» Your goal
Check every line in the records below for the word "JSON" and report how many have it, nothing more.
*****
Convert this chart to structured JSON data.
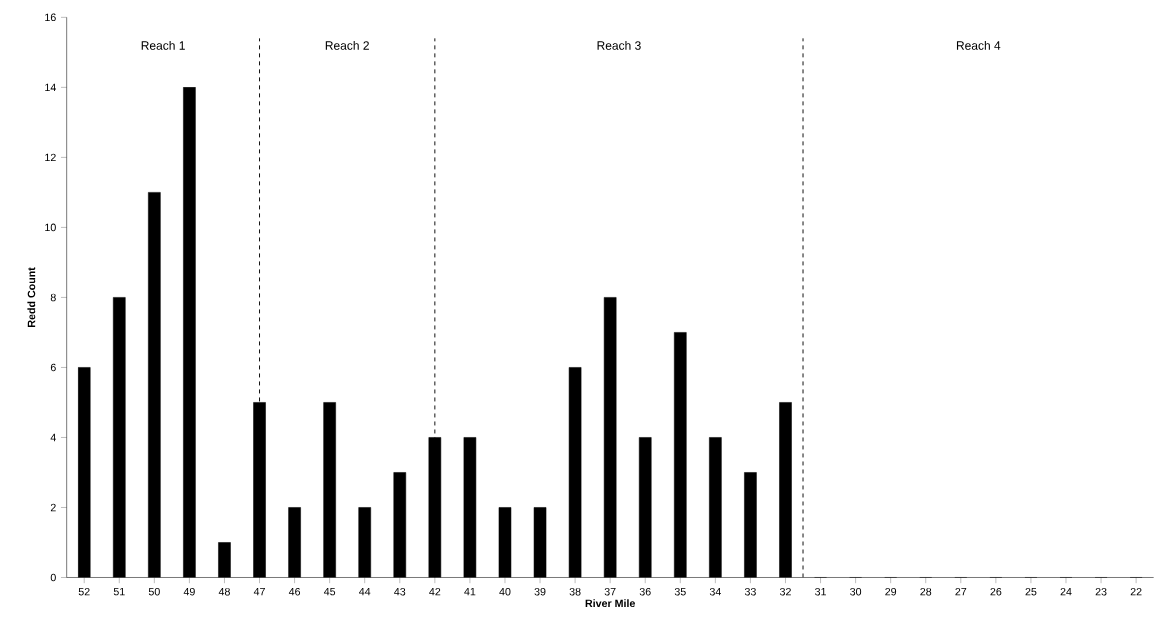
{
  "chart_data": {
    "type": "bar",
    "xlabel": "River Mile",
    "ylabel": "Redd Count",
    "x": [
      52,
      51,
      50,
      49,
      48,
      47,
      46,
      45,
      44,
      43,
      42,
      41,
      40,
      39,
      38,
      37,
      36,
      35,
      34,
      33,
      32,
      31,
      30,
      29,
      28,
      27,
      26,
      25,
      24,
      23,
      22
    ],
    "values": [
      6,
      8,
      11,
      14,
      1,
      5,
      2,
      5,
      2,
      3,
      4,
      4,
      2,
      2,
      6,
      8,
      4,
      7,
      4,
      3,
      5,
      0,
      0,
      0,
      0,
      0,
      0,
      0,
      0,
      0,
      0
    ],
    "color": "#000000",
    "xlim": [
      52.5,
      21.5
    ],
    "xticks": [
      52,
      51,
      50,
      49,
      48,
      47,
      46,
      45,
      44,
      43,
      42,
      41,
      40,
      39,
      38,
      37,
      36,
      35,
      34,
      33,
      32,
      31,
      30,
      29,
      28,
      27,
      26,
      25,
      24,
      23,
      22
    ],
    "ylim": [
      0,
      16
    ],
    "yticks": [
      0,
      2,
      4,
      6,
      8,
      10,
      12,
      14,
      16
    ],
    "grid": false,
    "ref_lines": [
      {
        "axis": "x",
        "value": 47,
        "color": "#000000",
        "line_style": "dashed"
      },
      {
        "axis": "x",
        "value": 42,
        "color": "#000000",
        "line_style": "dashed"
      },
      {
        "axis": "x",
        "value": 31.5,
        "color": "#000000",
        "line_style": "dashed"
      }
    ],
    "annotations": [
      "Reach 1",
      "Reach 2",
      "Reach 3",
      "Reach 4"
    ]
  }
}
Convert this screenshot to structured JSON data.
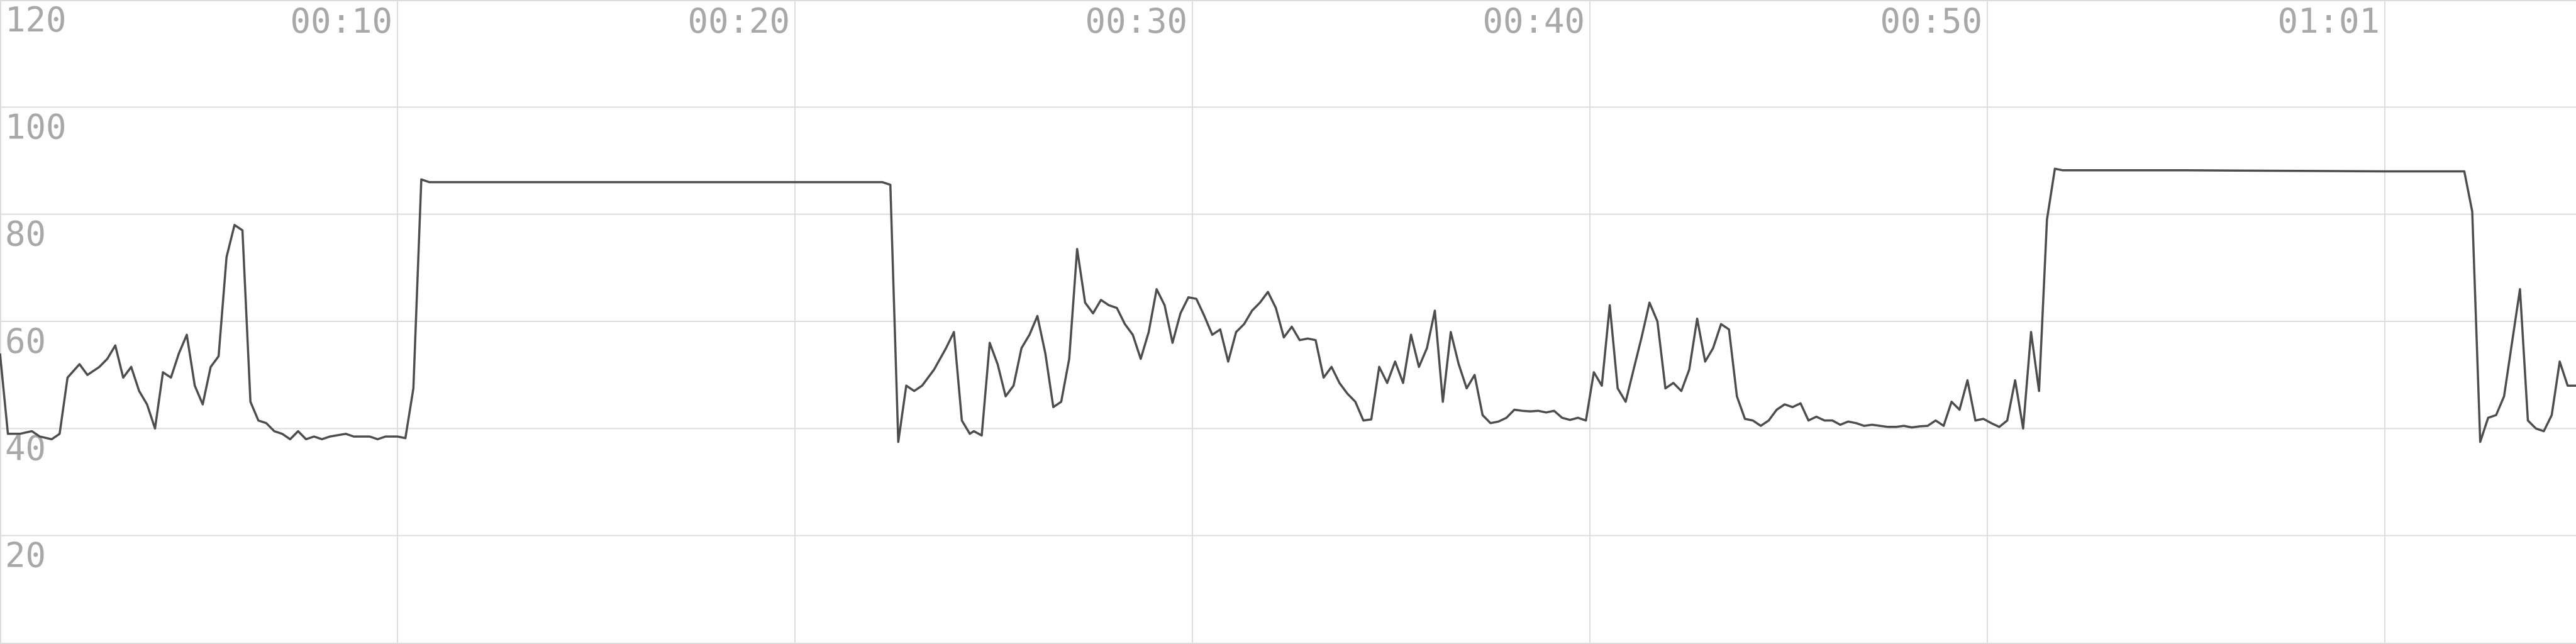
{
  "chart_data": {
    "type": "line",
    "title": "",
    "xlabel": "",
    "ylabel": "",
    "ylim": [
      0,
      120
    ],
    "xlim": [
      0,
      6.5
    ],
    "x_unit": "minutes",
    "grid": true,
    "legend": "none",
    "colors": {
      "line": "#4d4d4d",
      "grid": "#dcdcdc",
      "tick_text": "#a8a8a8",
      "background": "#ffffff"
    },
    "y_ticks": [
      {
        "value": 120,
        "label": "120"
      },
      {
        "value": 100,
        "label": "100"
      },
      {
        "value": 80,
        "label": "80"
      },
      {
        "value": 60,
        "label": "60"
      },
      {
        "value": 40,
        "label": "40"
      },
      {
        "value": 20,
        "label": "20"
      }
    ],
    "x_ticks": [
      {
        "value": 1,
        "label": "00:10"
      },
      {
        "value": 2,
        "label": "00:20"
      },
      {
        "value": 3,
        "label": "00:30"
      },
      {
        "value": 4,
        "label": "00:40"
      },
      {
        "value": 5,
        "label": "00:50"
      },
      {
        "value": 6,
        "label": "01:01"
      }
    ],
    "series": [
      {
        "points": [
          [
            0.0,
            54
          ],
          [
            0.02,
            39
          ],
          [
            0.05,
            39
          ],
          [
            0.08,
            39.5
          ],
          [
            0.1,
            38.5
          ],
          [
            0.13,
            38
          ],
          [
            0.15,
            39
          ],
          [
            0.17,
            49.5
          ],
          [
            0.2,
            52
          ],
          [
            0.22,
            50
          ],
          [
            0.25,
            51.5
          ],
          [
            0.27,
            53
          ],
          [
            0.29,
            55.5
          ],
          [
            0.31,
            49.5
          ],
          [
            0.33,
            51.5
          ],
          [
            0.35,
            47
          ],
          [
            0.37,
            44.5
          ],
          [
            0.39,
            40
          ],
          [
            0.41,
            50.5
          ],
          [
            0.43,
            49.5
          ],
          [
            0.45,
            54
          ],
          [
            0.47,
            57.5
          ],
          [
            0.49,
            48
          ],
          [
            0.51,
            44.5
          ],
          [
            0.53,
            51.5
          ],
          [
            0.55,
            53.5
          ],
          [
            0.57,
            72
          ],
          [
            0.59,
            78
          ],
          [
            0.61,
            77
          ],
          [
            0.63,
            45
          ],
          [
            0.65,
            41.5
          ],
          [
            0.67,
            41
          ],
          [
            0.69,
            39.5
          ],
          [
            0.71,
            39
          ],
          [
            0.73,
            38
          ],
          [
            0.75,
            39.5
          ],
          [
            0.77,
            38
          ],
          [
            0.79,
            38.5
          ],
          [
            0.81,
            38
          ],
          [
            0.83,
            38.5
          ],
          [
            0.87,
            39
          ],
          [
            0.89,
            38.5
          ],
          [
            0.93,
            38.5
          ],
          [
            0.95,
            38
          ],
          [
            0.97,
            38.5
          ],
          [
            1.0,
            38.5
          ],
          [
            1.02,
            38.2
          ],
          [
            1.04,
            47.5
          ],
          [
            1.06,
            86.5
          ],
          [
            1.08,
            86
          ],
          [
            1.5,
            86
          ],
          [
            2.0,
            86
          ],
          [
            2.22,
            86
          ],
          [
            2.24,
            85.5
          ],
          [
            2.26,
            37.5
          ],
          [
            2.28,
            48
          ],
          [
            2.3,
            47
          ],
          [
            2.32,
            48
          ],
          [
            2.35,
            51
          ],
          [
            2.38,
            55
          ],
          [
            2.4,
            58
          ],
          [
            2.42,
            41.5
          ],
          [
            2.44,
            39
          ],
          [
            2.45,
            39.5
          ],
          [
            2.47,
            38.7
          ],
          [
            2.49,
            56
          ],
          [
            2.51,
            52
          ],
          [
            2.53,
            46
          ],
          [
            2.55,
            48
          ],
          [
            2.57,
            55
          ],
          [
            2.59,
            57.5
          ],
          [
            2.61,
            61
          ],
          [
            2.63,
            54
          ],
          [
            2.65,
            44
          ],
          [
            2.67,
            45
          ],
          [
            2.69,
            53
          ],
          [
            2.71,
            73.5
          ],
          [
            2.73,
            63.5
          ],
          [
            2.75,
            61.5
          ],
          [
            2.77,
            64
          ],
          [
            2.79,
            63
          ],
          [
            2.81,
            62.5
          ],
          [
            2.83,
            59.5
          ],
          [
            2.85,
            57.5
          ],
          [
            2.87,
            53
          ],
          [
            2.89,
            58
          ],
          [
            2.91,
            66
          ],
          [
            2.93,
            63
          ],
          [
            2.95,
            56
          ],
          [
            2.97,
            61.5
          ],
          [
            2.99,
            64.5
          ],
          [
            3.01,
            64.2
          ],
          [
            3.03,
            61
          ],
          [
            3.05,
            57.5
          ],
          [
            3.07,
            58.5
          ],
          [
            3.09,
            52.5
          ],
          [
            3.11,
            58
          ],
          [
            3.13,
            59.5
          ],
          [
            3.15,
            62
          ],
          [
            3.17,
            63.5
          ],
          [
            3.19,
            65.5
          ],
          [
            3.21,
            62.5
          ],
          [
            3.23,
            57
          ],
          [
            3.25,
            59
          ],
          [
            3.27,
            56.5
          ],
          [
            3.29,
            56.8
          ],
          [
            3.31,
            56.5
          ],
          [
            3.33,
            49.5
          ],
          [
            3.35,
            51.5
          ],
          [
            3.37,
            48.5
          ],
          [
            3.39,
            46.5
          ],
          [
            3.41,
            45
          ],
          [
            3.43,
            41.5
          ],
          [
            3.45,
            41.7
          ],
          [
            3.47,
            51.5
          ],
          [
            3.49,
            48.5
          ],
          [
            3.51,
            52.5
          ],
          [
            3.53,
            48.5
          ],
          [
            3.55,
            57.5
          ],
          [
            3.57,
            51.5
          ],
          [
            3.59,
            55
          ],
          [
            3.61,
            62
          ],
          [
            3.63,
            45
          ],
          [
            3.65,
            58
          ],
          [
            3.67,
            52
          ],
          [
            3.69,
            47.5
          ],
          [
            3.71,
            50
          ],
          [
            3.73,
            42.5
          ],
          [
            3.75,
            41
          ],
          [
            3.77,
            41.3
          ],
          [
            3.79,
            42
          ],
          [
            3.81,
            43.5
          ],
          [
            3.83,
            43.3
          ],
          [
            3.85,
            43.2
          ],
          [
            3.87,
            43.3
          ],
          [
            3.89,
            43
          ],
          [
            3.91,
            43.3
          ],
          [
            3.93,
            42
          ],
          [
            3.95,
            41.6
          ],
          [
            3.97,
            42
          ],
          [
            3.99,
            41.5
          ],
          [
            4.01,
            50.5
          ],
          [
            4.03,
            48
          ],
          [
            4.05,
            63
          ],
          [
            4.07,
            47.5
          ],
          [
            4.09,
            45
          ],
          [
            4.11,
            51
          ],
          [
            4.13,
            57
          ],
          [
            4.15,
            63.5
          ],
          [
            4.17,
            60
          ],
          [
            4.19,
            47.5
          ],
          [
            4.21,
            48.5
          ],
          [
            4.23,
            47
          ],
          [
            4.25,
            51
          ],
          [
            4.27,
            60.5
          ],
          [
            4.29,
            52.5
          ],
          [
            4.31,
            55
          ],
          [
            4.33,
            59.5
          ],
          [
            4.35,
            58.5
          ],
          [
            4.37,
            46
          ],
          [
            4.39,
            41.8
          ],
          [
            4.41,
            41.5
          ],
          [
            4.43,
            40.5
          ],
          [
            4.45,
            41.5
          ],
          [
            4.47,
            43.5
          ],
          [
            4.49,
            44.5
          ],
          [
            4.51,
            44
          ],
          [
            4.53,
            44.7
          ],
          [
            4.55,
            41.5
          ],
          [
            4.57,
            42.2
          ],
          [
            4.59,
            41.5
          ],
          [
            4.61,
            41.5
          ],
          [
            4.63,
            40.7
          ],
          [
            4.65,
            41.3
          ],
          [
            4.67,
            41
          ],
          [
            4.69,
            40.5
          ],
          [
            4.71,
            40.7
          ],
          [
            4.73,
            40.5
          ],
          [
            4.75,
            40.3
          ],
          [
            4.77,
            40.3
          ],
          [
            4.79,
            40.5
          ],
          [
            4.81,
            40.2
          ],
          [
            4.83,
            40.4
          ],
          [
            4.85,
            40.5
          ],
          [
            4.87,
            41.5
          ],
          [
            4.89,
            40.5
          ],
          [
            4.91,
            45
          ],
          [
            4.93,
            43.5
          ],
          [
            4.95,
            49
          ],
          [
            4.97,
            41.5
          ],
          [
            4.99,
            41.8
          ],
          [
            5.01,
            41
          ],
          [
            5.03,
            40.3
          ],
          [
            5.05,
            41.5
          ],
          [
            5.07,
            49
          ],
          [
            5.09,
            40
          ],
          [
            5.11,
            58
          ],
          [
            5.13,
            47
          ],
          [
            5.15,
            79
          ],
          [
            5.17,
            88.5
          ],
          [
            5.19,
            88.2
          ],
          [
            5.5,
            88.2
          ],
          [
            6.0,
            88
          ],
          [
            6.2,
            88
          ],
          [
            6.22,
            80.5
          ],
          [
            6.24,
            37.5
          ],
          [
            6.26,
            42
          ],
          [
            6.28,
            42.5
          ],
          [
            6.3,
            46
          ],
          [
            6.32,
            56
          ],
          [
            6.34,
            66
          ],
          [
            6.36,
            41.5
          ],
          [
            6.38,
            40
          ],
          [
            6.4,
            39.5
          ],
          [
            6.42,
            42.5
          ],
          [
            6.44,
            52.5
          ],
          [
            6.46,
            48
          ],
          [
            6.5,
            48
          ]
        ]
      }
    ]
  }
}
*****
» Solution for this problem
2